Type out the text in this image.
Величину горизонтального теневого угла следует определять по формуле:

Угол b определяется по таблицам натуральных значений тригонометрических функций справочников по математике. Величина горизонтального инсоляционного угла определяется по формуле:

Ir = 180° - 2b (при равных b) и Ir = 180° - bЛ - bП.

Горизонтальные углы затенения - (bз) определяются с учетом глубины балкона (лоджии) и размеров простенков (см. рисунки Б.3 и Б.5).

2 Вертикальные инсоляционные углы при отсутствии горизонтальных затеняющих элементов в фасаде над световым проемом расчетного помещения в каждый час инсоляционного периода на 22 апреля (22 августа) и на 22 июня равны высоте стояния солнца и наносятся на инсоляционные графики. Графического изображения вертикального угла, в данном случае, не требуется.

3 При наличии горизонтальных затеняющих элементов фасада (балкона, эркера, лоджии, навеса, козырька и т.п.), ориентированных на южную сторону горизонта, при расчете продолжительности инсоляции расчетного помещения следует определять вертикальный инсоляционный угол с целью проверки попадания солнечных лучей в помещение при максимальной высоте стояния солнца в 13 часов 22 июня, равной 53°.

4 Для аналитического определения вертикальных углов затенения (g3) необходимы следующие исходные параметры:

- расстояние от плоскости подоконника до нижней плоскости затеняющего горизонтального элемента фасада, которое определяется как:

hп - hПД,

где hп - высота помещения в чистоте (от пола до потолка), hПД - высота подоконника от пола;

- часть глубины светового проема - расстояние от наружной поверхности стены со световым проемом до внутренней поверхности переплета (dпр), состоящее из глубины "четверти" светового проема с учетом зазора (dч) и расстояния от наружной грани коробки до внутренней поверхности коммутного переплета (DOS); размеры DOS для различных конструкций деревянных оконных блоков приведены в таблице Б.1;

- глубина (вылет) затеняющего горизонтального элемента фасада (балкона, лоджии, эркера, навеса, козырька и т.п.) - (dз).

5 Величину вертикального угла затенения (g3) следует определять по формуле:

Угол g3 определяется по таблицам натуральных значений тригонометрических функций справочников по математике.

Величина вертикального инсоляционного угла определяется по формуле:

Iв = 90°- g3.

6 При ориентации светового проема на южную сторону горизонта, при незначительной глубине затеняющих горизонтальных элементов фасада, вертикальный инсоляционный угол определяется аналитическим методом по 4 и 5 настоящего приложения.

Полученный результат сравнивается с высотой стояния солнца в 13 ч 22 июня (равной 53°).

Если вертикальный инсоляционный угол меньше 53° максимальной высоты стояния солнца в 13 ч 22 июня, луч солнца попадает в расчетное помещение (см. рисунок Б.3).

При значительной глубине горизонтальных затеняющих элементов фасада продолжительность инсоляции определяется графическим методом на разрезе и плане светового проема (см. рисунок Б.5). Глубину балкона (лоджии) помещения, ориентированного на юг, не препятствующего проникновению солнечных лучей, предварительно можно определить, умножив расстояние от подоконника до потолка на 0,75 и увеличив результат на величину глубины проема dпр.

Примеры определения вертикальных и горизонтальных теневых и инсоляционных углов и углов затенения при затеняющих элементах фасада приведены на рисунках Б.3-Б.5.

______

The problem: Determine how many lines of the data contain "затенения" and give nothing but that number.

Complete answer: 4